EXERCISE INPUTS start

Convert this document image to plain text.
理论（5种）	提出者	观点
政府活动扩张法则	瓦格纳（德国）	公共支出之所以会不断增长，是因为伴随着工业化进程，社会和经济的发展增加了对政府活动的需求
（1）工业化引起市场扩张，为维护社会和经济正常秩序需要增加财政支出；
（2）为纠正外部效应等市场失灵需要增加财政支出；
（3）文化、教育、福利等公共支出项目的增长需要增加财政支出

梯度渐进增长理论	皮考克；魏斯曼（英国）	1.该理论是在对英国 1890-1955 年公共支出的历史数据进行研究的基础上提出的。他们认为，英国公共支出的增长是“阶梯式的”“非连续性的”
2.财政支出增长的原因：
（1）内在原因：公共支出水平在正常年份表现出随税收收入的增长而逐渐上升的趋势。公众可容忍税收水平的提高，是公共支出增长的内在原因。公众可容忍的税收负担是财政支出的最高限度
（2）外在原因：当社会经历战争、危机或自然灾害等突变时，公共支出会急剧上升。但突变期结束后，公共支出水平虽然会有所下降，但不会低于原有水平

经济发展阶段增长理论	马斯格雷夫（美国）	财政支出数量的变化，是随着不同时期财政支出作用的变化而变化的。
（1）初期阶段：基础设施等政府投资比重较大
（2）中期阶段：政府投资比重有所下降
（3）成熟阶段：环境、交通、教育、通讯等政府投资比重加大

EXERCISE INPUTS end

▸ WRITTEN TASK: Transcribe every entry exactly.

▸ PROBLEM SOLUTION:
Convert this document image to plain text.
理论（5种）	提出者	观点
政府活动扩张法则	瓦格纳（德国）	公共支出之所以会不断增长，是因为伴随着工业化进程，社会和经济的发展增加了对政府活动的需求
（1）工业化引起市场扩张，为维护社会和经济正常秩序需要增加财政支出；
（2）为纠正外部效应等市场失灵需要增加财政支出；
（3）文化、教育、福利等公共支出项目的增长需要增加财政支出

梯度渐进增长理论	皮考克；魏斯曼（英国）	1.该理论是在对英国 1890-1955 年公共支出的历史数据进行研究的基础上提出的。他们认为，英国公共支出的增长是“阶梯式的”“非连续性的”
2.财政支出增长的原因：
（1）内在原因：公共支出水平在正常年份表现出随税收收入的增长而逐渐上升的趋势。公众可容忍税收水平的提高，是公共支出增长的内在原因。公众可容忍的税收负担是财政支出的最高限度
（2）外在原因：当社会经历战争、危机或自然灾害等突变时，公共支出会急剧上升。但突变期结束后，公共支出水平虽然会有所下降，但不会低于原有水平

经济发展阶段增长理论	马斯格雷夫（美国）	财政支出数量的变化，是随着不同时期财政支出作用的变化而变化的。
（1）初期阶段：基础设施等政府投资比重较大
（2）中期阶段：政府投资比重有所下降
（3）成熟阶段：环境、交通、教育、通讯等政府投资比重加大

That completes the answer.